------ Data to use

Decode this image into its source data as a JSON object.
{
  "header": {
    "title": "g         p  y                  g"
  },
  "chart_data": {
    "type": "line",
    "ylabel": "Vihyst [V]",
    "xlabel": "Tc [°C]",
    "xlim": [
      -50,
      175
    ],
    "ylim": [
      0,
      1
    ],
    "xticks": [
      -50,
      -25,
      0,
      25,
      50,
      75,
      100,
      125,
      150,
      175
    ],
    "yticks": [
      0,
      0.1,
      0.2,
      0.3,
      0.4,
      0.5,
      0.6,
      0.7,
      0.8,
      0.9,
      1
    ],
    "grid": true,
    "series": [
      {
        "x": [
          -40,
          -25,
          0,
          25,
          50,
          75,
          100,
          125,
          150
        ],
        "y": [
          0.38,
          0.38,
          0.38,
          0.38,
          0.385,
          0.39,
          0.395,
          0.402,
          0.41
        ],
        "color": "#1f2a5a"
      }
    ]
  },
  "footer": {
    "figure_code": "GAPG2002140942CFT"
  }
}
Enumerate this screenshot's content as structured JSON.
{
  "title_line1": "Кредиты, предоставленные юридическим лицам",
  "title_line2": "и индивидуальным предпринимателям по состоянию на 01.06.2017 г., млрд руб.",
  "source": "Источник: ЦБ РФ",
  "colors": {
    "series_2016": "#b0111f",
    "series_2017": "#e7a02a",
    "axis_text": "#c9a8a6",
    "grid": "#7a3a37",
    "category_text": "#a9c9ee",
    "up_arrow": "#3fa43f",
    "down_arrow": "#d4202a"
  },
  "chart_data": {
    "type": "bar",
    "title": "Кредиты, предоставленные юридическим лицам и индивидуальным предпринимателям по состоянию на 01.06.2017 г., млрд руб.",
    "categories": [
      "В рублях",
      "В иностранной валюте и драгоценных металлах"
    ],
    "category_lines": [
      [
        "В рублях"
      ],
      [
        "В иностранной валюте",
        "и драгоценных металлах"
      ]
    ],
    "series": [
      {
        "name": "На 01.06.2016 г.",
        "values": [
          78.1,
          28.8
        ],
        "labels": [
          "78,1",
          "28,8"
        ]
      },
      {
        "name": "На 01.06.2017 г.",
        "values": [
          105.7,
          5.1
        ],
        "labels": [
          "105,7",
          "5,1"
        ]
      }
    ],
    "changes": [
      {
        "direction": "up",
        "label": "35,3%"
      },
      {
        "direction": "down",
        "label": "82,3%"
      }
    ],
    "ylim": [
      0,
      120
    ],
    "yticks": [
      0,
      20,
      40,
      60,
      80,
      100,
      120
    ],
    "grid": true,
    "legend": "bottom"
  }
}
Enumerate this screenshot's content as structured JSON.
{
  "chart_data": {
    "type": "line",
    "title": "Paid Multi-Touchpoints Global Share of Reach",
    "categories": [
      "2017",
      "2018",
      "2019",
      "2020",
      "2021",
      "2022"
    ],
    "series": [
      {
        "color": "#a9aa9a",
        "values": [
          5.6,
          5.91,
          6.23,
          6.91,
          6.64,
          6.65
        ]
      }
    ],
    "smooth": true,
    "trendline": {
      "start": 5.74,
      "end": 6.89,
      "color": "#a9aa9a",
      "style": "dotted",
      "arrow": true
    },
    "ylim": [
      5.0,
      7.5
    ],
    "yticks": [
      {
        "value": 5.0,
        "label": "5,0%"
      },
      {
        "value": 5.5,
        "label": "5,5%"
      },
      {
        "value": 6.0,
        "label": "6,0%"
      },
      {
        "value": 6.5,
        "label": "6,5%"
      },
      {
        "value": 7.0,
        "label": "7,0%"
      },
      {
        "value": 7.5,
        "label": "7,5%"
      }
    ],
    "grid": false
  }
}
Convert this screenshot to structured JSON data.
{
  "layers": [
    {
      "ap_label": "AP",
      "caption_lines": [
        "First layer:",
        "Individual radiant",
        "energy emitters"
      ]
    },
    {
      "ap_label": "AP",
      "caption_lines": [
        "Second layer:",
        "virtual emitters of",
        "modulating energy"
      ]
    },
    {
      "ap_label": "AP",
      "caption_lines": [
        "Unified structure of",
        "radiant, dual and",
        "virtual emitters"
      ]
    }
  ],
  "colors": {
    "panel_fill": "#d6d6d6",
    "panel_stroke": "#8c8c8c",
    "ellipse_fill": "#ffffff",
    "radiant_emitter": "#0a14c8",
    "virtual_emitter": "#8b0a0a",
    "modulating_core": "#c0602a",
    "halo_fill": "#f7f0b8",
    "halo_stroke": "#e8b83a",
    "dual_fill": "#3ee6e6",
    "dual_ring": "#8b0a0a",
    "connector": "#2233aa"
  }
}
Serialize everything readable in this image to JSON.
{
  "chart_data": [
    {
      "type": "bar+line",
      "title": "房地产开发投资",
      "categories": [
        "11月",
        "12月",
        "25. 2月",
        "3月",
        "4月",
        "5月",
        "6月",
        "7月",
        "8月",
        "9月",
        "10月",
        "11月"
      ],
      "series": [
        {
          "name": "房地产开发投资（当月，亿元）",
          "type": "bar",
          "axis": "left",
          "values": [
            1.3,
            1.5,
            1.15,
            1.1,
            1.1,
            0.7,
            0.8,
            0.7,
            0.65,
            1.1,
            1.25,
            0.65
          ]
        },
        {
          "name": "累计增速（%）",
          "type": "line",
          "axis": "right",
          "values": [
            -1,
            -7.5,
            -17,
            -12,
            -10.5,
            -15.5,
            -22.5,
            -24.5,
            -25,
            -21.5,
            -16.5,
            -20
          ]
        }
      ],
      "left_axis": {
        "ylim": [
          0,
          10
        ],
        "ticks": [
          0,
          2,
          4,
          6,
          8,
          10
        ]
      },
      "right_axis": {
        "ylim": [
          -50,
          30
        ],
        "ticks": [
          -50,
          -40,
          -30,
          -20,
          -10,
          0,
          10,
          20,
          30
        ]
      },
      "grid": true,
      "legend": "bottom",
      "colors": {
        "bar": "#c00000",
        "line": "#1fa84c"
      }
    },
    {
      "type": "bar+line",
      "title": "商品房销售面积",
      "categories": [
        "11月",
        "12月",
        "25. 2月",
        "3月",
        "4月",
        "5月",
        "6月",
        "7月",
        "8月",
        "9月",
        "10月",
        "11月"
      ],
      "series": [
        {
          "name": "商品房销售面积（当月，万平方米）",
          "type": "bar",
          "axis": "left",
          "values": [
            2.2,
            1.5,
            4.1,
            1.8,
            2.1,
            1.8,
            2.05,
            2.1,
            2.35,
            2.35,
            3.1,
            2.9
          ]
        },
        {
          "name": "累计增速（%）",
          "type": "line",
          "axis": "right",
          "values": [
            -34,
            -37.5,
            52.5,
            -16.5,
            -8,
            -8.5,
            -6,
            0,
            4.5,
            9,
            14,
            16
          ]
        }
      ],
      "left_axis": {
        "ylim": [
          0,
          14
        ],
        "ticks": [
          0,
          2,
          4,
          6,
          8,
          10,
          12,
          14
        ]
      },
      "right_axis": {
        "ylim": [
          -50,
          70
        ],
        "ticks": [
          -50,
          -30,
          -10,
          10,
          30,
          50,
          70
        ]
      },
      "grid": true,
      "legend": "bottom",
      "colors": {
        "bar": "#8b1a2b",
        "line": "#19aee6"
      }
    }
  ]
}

------------

Exactly as written above, please repeat the entries.

Answer to this task:
Decode this image into its source data as a JSON object.
{
  "header": {
    "title": "g         p  y                  g"
  },
  "chart_data": {
    "type": "line",
    "ylabel": "Vihyst [V]",
    "xlabel": "Tc [°C]",
    "xlim": [
      -50,
      175
    ],
    "ylim": [
      0,
      1
    ],
    "xticks": [
      -50,
      -25,
      0,
      25,
      50,
      75,
      100,
      125,
      150,
      175
    ],
    "yticks": [
      0,
      0.1,
      0.2,
      0.3,
      0.4,
      0.5,
      0.6,
      0.7,
      0.8,
      0.9,
      1
    ],
    "grid": true,
    "series": [
      {
        "x": [
          -40,
          -25,
          0,
          25,
          50,
          75,
          100,
          125,
          150
        ],
        "y": [
          0.38,
          0.38,
          0.38,
          0.38,
          0.385,
          0.39,
          0.395,
          0.402,
          0.41
        ],
        "color": "#1f2a5a"
      }
    ]
  },
  "footer": {
    "figure_code": "GAPG2002140942CFT"
  }
}
Enumerate this screenshot's content as structured JSON.
{
  "title_line1": "Кредиты, предоставленные юридическим лицам",
  "title_line2": "и индивидуальным предпринимателям по состоянию на 01.06.2017 г., млрд руб.",
  "source": "Источник: ЦБ РФ",
  "colors": {
    "series_2016": "#b0111f",
    "series_2017": "#e7a02a",
    "axis_text": "#c9a8a6",
    "grid": "#7a3a37",
    "category_text": "#a9c9ee",
    "up_arrow": "#3fa43f",
    "down_arrow": "#d4202a"
  },
  "chart_data": {
    "type": "bar",
    "title": "Кредиты, предоставленные юридическим лицам и индивидуальным предпринимателям по состоянию на 01.06.2017 г., млрд руб.",
    "categories": [
      "В рублях",
      "В иностранной валюте и драгоценных металлах"
    ],
    "category_lines": [
      [
        "В рублях"
      ],
      [
        "В иностранной валюте",
        "и драгоценных металлах"
      ]
    ],
    "series": [
      {
        "name": "На 01.06.2016 г.",
        "values": [
          78.1,
          28.8
        ],
        "labels": [
          "78,1",
          "28,8"
        ]
      },
      {
        "name": "На 01.06.2017 г.",
        "values": [
          105.7,
          5.1
        ],
        "labels": [
          "105,7",
          "5,1"
        ]
      }
    ],
    "changes": [
      {
        "direction": "up",
        "label": "35,3%"
      },
      {
        "direction": "down",
        "label": "82,3%"
      }
    ],
    "ylim": [
      0,
      120
    ],
    "yticks": [
      0,
      20,
      40,
      60,
      80,
      100,
      120
    ],
    "grid": true,
    "legend": "bottom"
  }
}
Enumerate this screenshot's content as structured JSON.
{
  "chart_data": {
    "type": "line",
    "title": "Paid Multi-Touchpoints Global Share of Reach",
    "categories": [
      "2017",
      "2018",
      "2019",
      "2020",
      "2021",
      "2022"
    ],
    "series": [
      {
        "color": "#a9aa9a",
        "values": [
          5.6,
          5.91,
          6.23,
          6.91,
          6.64,
          6.65
        ]
      }
    ],
    "smooth": true,
    "trendline": {
      "start": 5.74,
      "end": 6.89,
      "color": "#a9aa9a",
      "style": "dotted",
      "arrow": true
    },
    "ylim": [
      5.0,
      7.5
    ],
    "yticks": [
      {
        "value": 5.0,
        "label": "5,0%"
      },
      {
        "value": 5.5,
        "label": "5,5%"
      },
      {
        "value": 6.0,
        "label": "6,0%"
      },
      {
        "value": 6.5,
        "label": "6,5%"
      },
      {
        "value": 7.0,
        "label": "7,0%"
      },
      {
        "value": 7.5,
        "label": "7,5%"
      }
    ],
    "grid": false
  }
}
Convert this screenshot to structured JSON data.
{
  "layers": [
    {
      "ap_label": "AP",
      "caption_lines": [
        "First layer:",
        "Individual radiant",
        "energy emitters"
      ]
    },
    {
      "ap_label": "AP",
      "caption_lines": [
        "Second layer:",
        "virtual emitters of",
        "modulating energy"
      ]
    },
    {
      "ap_label": "AP",
      "caption_lines": [
        "Unified structure of",
        "radiant, dual and",
        "virtual emitters"
      ]
    }
  ],
  "colors": {
    "panel_fill": "#d6d6d6",
    "panel_stroke": "#8c8c8c",
    "ellipse_fill": "#ffffff",
    "radiant_emitter": "#0a14c8",
    "virtual_emitter": "#8b0a0a",
    "modulating_core": "#c0602a",
    "halo_fill": "#f7f0b8",
    "halo_stroke": "#e8b83a",
    "dual_fill": "#3ee6e6",
    "dual_ring": "#8b0a0a",
    "connector": "#2233aa"
  }
}
Serialize everything readable in this image to JSON.
{
  "chart_data": [
    {
      "type": "bar+line",
      "title": "房地产开发投资",
      "categories": [
        "11月",
        "12月",
        "25. 2月",
        "3月",
        "4月",
        "5月",
        "6月",
        "7月",
        "8月",
        "9月",
        "10月",
        "11月"
      ],
      "series": [
        {
          "name": "房地产开发投资（当月，亿元）",
          "type": "bar",
          "axis": "left",
          "values": [
            1.3,
            1.5,
            1.15,
            1.1,
            1.1,
            0.7,
            0.8,
            0.7,
            0.65,
            1.1,
            1.25,
            0.65
          ]
        },
        {
          "name": "累计增速（%）",
          "type": "line",
          "axis": "right",
          "values": [
            -1,
            -7.5,
            -17,
            -12,
            -10.5,
            -15.5,
            -22.5,
            -24.5,
            -25,
            -21.5,
            -16.5,
            -20
          ]
        }
      ],
      "left_axis": {
        "ylim": [
          0,
          10
        ],
        "ticks": [
          0,
          2,
          4,
          6,
          8,
          10
        ]
      },
      "right_axis": {
        "ylim": [
          -50,
          30
        ],
        "ticks": [
          -50,
          -40,
          -30,
          -20,
          -10,
          0,
          10,
          20,
          30
        ]
      },
      "grid": true,
      "legend": "bottom",
      "colors": {
        "bar": "#c00000",
        "line": "#1fa84c"
      }
    },
    {
      "type": "bar+line",
      "title": "商品房销售面积",
      "categories": [
        "11月",
        "12月",
        "25. 2月",
        "3月",
        "4月",
        "5月",
        "6月",
        "7月",
        "8月",
        "9月",
        "10月",
        "11月"
      ],
      "series": [
        {
          "name": "商品房销售面积（当月，万平方米）",
          "type": "bar",
          "axis": "left",
          "values": [
            2.2,
            1.5,
            4.1,
            1.8,
            2.1,
            1.8,
            2.05,
            2.1,
            2.35,
            2.35,
            3.1,
            2.9
          ]
        },
        {
          "name": "累计增速（%）",
          "type": "line",
          "axis": "right",
          "values": [
            -34,
            -37.5,
            52.5,
            -16.5,
            -8,
            -8.5,
            -6,
            0,
            4.5,
            9,
            14,
            16
          ]
        }
      ],
      "left_axis": {
        "ylim": [
          0,
          14
        ],
        "ticks": [
          0,
          2,
          4,
          6,
          8,
          10,
          12,
          14
        ]
      },
      "right_axis": {
        "ylim": [
          -50,
          70
        ],
        "ticks": [
          -50,
          -30,
          -10,
          10,
          30,
          50,
          70
        ]
      },
      "grid": true,
      "legend": "bottom",
      "colors": {
        "bar": "#8b1a2b",
        "line": "#19aee6"
      }
    }
  ]
}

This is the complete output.